* **RECORD LIST**:
[START]

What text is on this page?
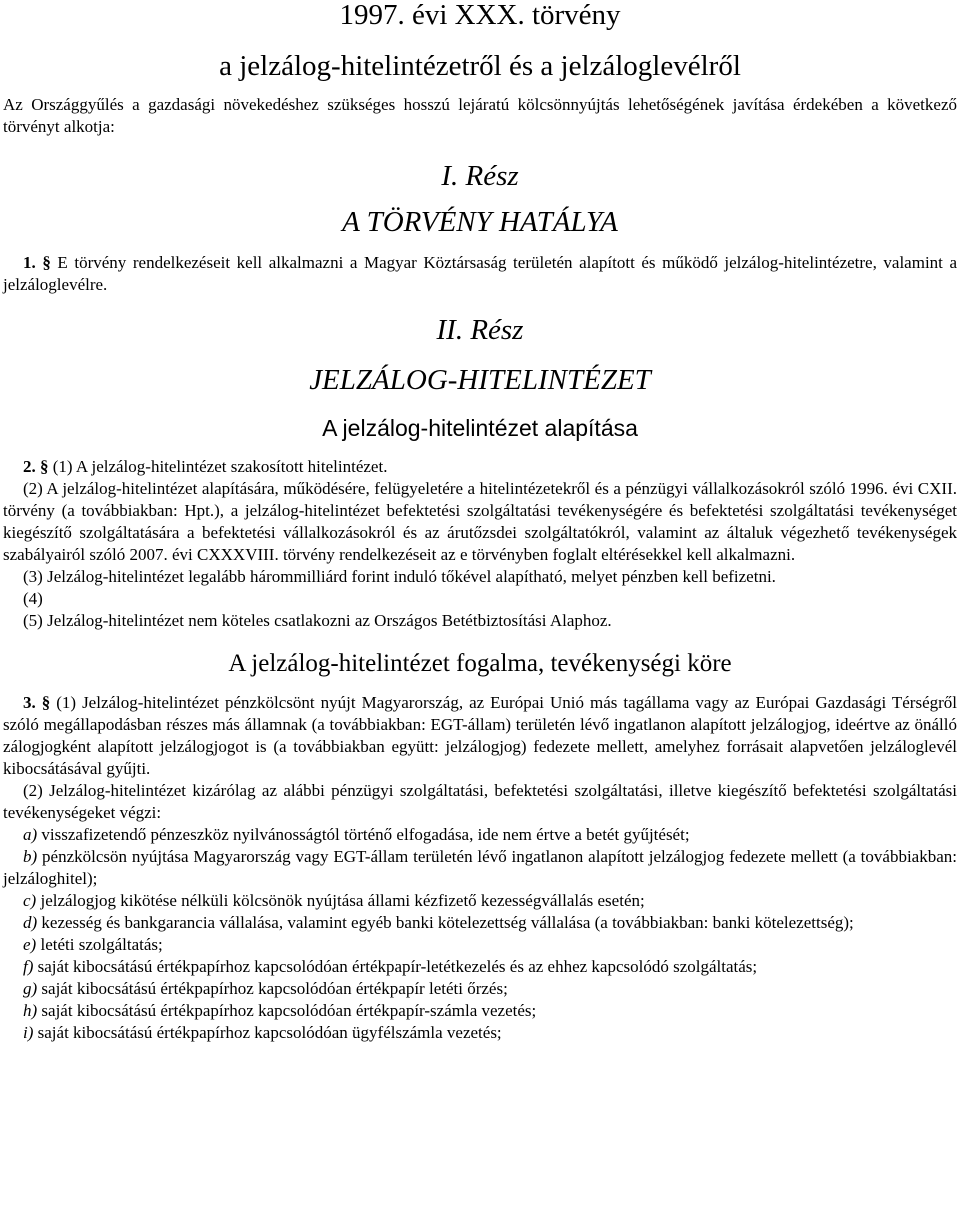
1997. évi XXX. törvény
a jelzálog-hitelintézetről és a jelzáloglevélről

Az Országgyűlés a gazdasági növekedéshez szükséges hosszú lejáratú kölcsönnyújtás lehetőségének javítása érdekében a következő törvényt alkotja:

I. Rész
A TÖRVÉNY HATÁLYA

1. § E törvény rendelkezéseit kell alkalmazni a Magyar Köztársaság területén alapított és működő jelzálog-hitelintézetre, valamint a jelzáloglevélre.

II. Rész
JELZÁLOG-HITELINTÉZET
A jelzálog-hitelintézet alapítása

2. § (1) A jelzálog-hitelintézet szakosított hitelintézet.

(2) A jelzálog-hitelintézet alapítására, működésére, felügyeletére a hitelintézetekről és a pénzügyi vállalkozásokról szóló 1996. évi CXII. törvény (a továbbiakban: Hpt.), a jelzálog-hitelintézet befektetési szolgáltatási tevékenységére és befektetési szolgáltatási tevékenységet kiegészítő szolgáltatására a befektetési vállalkozásokról és az árutőzsdei szolgáltatókról, valamint az általuk végezhető tevékenységek szabályairól szóló 2007. évi CXXXVIII. törvény rendelkezéseit az e törvényben foglalt eltérésekkel kell alkalmazni.

(3) Jelzálog-hitelintézet legalább hárommilliárd forint induló tőkével alapítható, melyet pénzben kell befizetni.

(4)

(5) Jelzálog-hitelintézet nem köteles csatlakozni az Országos Betétbiztosítási Alaphoz.

A jelzálog-hitelintézet fogalma, tevékenységi köre

3. § (1) Jelzálog-hitelintézet pénzkölcsönt nyújt Magyarország, az Európai Unió más tagállama vagy az Európai Gazdasági Térségről szóló megállapodásban részes más államnak (a továbbiakban: EGT-állam) területén lévő ingatlanon alapított jelzálogjog, ideértve az önálló zálogjogként alapított jelzálogjogot is (a továbbiakban együtt: jelzálogjog) fedezete mellett, amelyhez forrásait alapvetően jelzáloglevél kibocsátásával gyűjti.

(2) Jelzálog-hitelintézet kizárólag az alábbi pénzügyi szolgáltatási, befektetési szolgáltatási, illetve kiegészítő befektetési szolgáltatási tevékenységeket végzi:

a) visszafizetendő pénzeszköz nyilvánosságtól történő elfogadása, ide nem értve a betét gyűjtését;

b) pénzkölcsön nyújtása Magyarország vagy EGT-állam területén lévő ingatlanon alapított jelzálogjog fedezete mellett (a továbbiakban: jelzáloghitel);

c) jelzálogjog kikötése nélküli kölcsönök nyújtása állami kézfizető kezességvállalás esetén;

d) kezesség és bankgarancia vállalása, valamint egyéb banki kötelezettség vállalása (a továbbiakban: banki kötelezettség);

e) letéti szolgáltatás;

f) saját kibocsátású értékpapírhoz kapcsolódóan értékpapír-letétkezelés és az ehhez kapcsolódó szolgáltatás;

g) saját kibocsátású értékpapírhoz kapcsolódóan értékpapír letéti őrzés;

h) saját kibocsátású értékpapírhoz kapcsolódóan értékpapír-számla vezetés;

i) saját kibocsátású értékpapírhoz kapcsolódóan ügyfélszámla vezetés;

[END]

Count every line of the records that holds the string "értékpapírhoz". Write only the total.

* **RESULT**: 4